As the Senate prepared to vote on a different Medicare drug bill in 2002, Thompson spoke on the floor in opposition. “I am concerned that this body is ignoring some very serious issues, namely the cost of what we are doing and whether we can afford to take this action given the current budget situation,” he said.

Thompson’s Senate voting record supports these statements. In 2000 and 2002, he voted against Democrat-sponsored Medicare drug benefit bills. In 2001 and 2002, however, Thompson voted in favor of procedural motions filed by Sen. Chuck Grassley (R-Iowa) to advance GOP-sponsored drug-benefit bills, one of which would have set aside $300 billion for the program.

McCain actually did vote against the 2003 legislation. In August, he explained to PBS’s Charlie Rose that he opposed it, “One, because it was supposed to originally be for people who couldn’t afford it — now it’s everybody — but mainly because it was an unfunded liability of $800 billion to $1 trillion.”

Like Thompson, McCain voted for the 2001 and 2002 procedural motions.

In 2003, McCain was among those critics who predicted that Congressional Budget Office estimates that the program would cost $400 billion were off the mark. “For anyone who believes this bill will cost a maximum of $400 billion over the next 10 years, I have some oceanfront property in Gila Bend, Ariz., to sell you,” McCain said the day the Senate voted on its version of the bill.

Giuliani has a comparatively bare public record regarding his views on the Medicare drug benefit.

In an April 2006 interview with The Kansas City (Mo.) Star, Giuliani offered some praise for the program. The article states, “Giuliani said he thinks that the new Medicare prescription drug benefit will help in making sure [prescription] medicines are available to those who need them. For one thing, he said, the new program ‘has seniors writing down all their meds. It gets them organized’ so they have more control over what they’re doing.”

> **DATA PROVIDED**

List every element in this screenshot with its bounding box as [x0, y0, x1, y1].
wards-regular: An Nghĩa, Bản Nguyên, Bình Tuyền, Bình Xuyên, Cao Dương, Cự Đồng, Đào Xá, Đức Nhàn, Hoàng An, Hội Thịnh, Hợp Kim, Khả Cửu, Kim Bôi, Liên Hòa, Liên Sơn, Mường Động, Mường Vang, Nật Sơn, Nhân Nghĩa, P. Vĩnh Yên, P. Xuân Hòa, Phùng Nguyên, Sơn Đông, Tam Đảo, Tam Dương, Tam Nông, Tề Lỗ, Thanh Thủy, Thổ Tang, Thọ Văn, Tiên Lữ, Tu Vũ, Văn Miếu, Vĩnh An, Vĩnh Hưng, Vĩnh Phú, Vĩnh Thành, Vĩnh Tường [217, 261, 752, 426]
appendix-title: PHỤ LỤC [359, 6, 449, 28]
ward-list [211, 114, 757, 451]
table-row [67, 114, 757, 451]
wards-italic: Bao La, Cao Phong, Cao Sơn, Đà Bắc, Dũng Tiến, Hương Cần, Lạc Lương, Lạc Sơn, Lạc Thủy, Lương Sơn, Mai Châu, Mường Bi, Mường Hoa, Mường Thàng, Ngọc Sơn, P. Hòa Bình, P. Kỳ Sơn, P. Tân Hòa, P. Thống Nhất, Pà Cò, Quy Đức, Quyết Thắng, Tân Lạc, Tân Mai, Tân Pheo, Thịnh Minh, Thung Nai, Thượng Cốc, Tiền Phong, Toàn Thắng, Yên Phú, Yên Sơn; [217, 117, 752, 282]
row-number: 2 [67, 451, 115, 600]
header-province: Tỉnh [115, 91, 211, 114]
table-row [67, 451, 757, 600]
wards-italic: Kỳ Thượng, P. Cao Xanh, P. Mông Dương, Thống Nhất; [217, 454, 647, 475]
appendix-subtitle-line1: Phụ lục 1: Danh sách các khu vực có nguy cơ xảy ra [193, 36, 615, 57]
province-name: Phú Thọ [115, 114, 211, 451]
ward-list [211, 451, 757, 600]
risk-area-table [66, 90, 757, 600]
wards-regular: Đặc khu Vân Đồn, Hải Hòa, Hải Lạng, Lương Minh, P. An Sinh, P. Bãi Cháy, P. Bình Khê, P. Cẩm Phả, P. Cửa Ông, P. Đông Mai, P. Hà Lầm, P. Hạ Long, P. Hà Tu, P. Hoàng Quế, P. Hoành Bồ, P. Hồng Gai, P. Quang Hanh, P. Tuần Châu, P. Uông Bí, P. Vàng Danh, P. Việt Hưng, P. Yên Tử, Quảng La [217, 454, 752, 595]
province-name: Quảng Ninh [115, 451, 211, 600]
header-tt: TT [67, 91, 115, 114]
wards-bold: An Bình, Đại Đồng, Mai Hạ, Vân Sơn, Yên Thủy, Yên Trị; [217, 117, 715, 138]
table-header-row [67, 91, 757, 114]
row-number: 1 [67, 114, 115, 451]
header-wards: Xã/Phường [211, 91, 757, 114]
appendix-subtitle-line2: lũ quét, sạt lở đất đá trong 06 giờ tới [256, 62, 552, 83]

> **TASK TO COMPLETE**
In the text on the Medicare drug benefit, how much money would one of the GOP-sponsored drug-benefit bills advanced by Sen. Chuck Grassley's procedural motions have set aside for the program?

> **TASK SOLUTION**
$300 billion.